> [DATA EXTRACT]:
────
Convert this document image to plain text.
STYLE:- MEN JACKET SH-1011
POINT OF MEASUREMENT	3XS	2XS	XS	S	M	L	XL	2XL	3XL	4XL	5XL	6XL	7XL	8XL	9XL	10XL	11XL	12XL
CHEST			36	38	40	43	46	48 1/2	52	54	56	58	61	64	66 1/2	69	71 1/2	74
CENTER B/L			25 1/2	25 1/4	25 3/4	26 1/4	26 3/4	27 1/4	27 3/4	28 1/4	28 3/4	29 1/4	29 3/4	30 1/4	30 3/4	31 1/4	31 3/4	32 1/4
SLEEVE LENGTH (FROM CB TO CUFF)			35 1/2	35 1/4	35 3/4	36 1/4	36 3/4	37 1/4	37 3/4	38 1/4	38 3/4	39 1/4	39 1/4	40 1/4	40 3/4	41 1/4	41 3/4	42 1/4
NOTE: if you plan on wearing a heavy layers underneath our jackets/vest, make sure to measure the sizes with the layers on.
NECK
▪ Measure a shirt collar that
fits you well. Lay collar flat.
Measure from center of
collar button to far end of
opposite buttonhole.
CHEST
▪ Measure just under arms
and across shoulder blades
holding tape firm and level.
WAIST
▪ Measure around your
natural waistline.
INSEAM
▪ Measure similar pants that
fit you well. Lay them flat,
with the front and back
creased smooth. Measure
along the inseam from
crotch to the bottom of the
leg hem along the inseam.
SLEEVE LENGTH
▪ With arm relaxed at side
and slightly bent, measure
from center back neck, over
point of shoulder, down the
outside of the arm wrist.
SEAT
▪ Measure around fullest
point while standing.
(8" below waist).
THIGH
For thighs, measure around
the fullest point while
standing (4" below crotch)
────
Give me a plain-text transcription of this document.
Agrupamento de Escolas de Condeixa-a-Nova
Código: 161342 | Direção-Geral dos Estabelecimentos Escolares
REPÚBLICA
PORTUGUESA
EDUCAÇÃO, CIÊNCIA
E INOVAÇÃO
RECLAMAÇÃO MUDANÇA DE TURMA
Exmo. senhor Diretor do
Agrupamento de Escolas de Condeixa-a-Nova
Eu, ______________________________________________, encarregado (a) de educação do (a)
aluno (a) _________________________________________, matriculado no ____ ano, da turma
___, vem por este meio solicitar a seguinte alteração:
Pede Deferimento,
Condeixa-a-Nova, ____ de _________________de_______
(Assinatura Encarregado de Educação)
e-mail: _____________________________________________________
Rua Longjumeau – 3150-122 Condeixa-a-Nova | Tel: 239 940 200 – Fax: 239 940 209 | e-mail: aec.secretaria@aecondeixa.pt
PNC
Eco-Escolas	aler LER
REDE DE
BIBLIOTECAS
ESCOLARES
────
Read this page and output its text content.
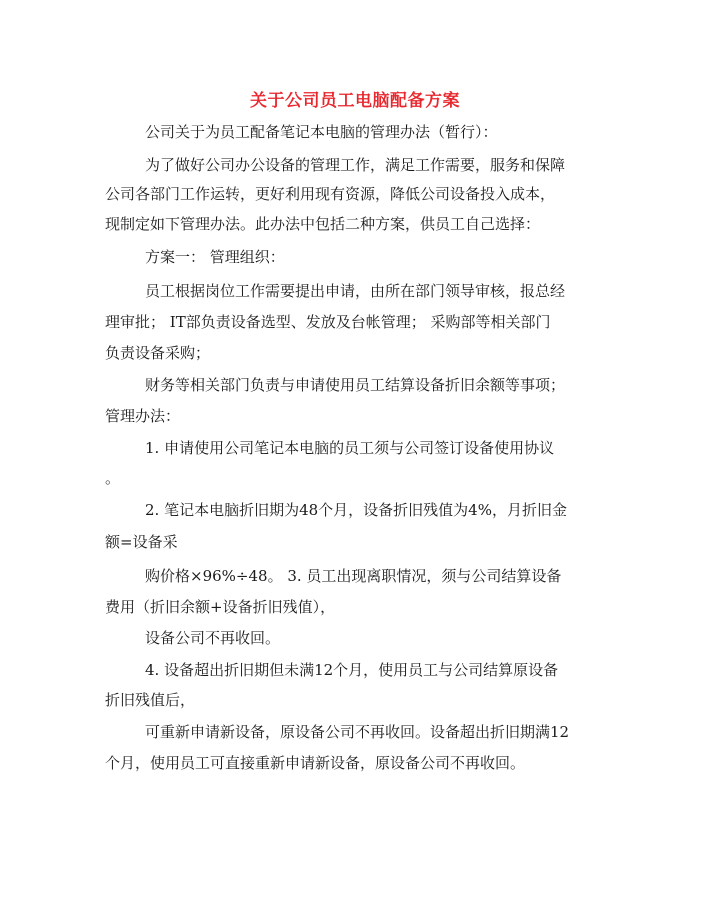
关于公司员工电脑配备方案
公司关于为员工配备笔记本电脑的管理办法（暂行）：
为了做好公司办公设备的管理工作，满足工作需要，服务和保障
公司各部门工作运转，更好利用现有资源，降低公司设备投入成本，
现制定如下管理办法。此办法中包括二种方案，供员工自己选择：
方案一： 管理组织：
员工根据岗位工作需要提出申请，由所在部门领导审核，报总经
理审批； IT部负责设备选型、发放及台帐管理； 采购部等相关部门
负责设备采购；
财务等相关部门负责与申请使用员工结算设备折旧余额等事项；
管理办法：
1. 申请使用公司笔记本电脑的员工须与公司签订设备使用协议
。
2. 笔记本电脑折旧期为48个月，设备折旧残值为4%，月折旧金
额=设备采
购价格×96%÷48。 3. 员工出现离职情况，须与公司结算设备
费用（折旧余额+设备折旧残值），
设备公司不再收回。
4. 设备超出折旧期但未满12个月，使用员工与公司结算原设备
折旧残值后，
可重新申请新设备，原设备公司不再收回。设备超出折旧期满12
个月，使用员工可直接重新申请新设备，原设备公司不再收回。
────
> [STATED PROBLEM]: In the records above, find each line holding "while" and copy it.

> [ANSWER TO THIS PROBLEM]:
point while standing.
the fullest point while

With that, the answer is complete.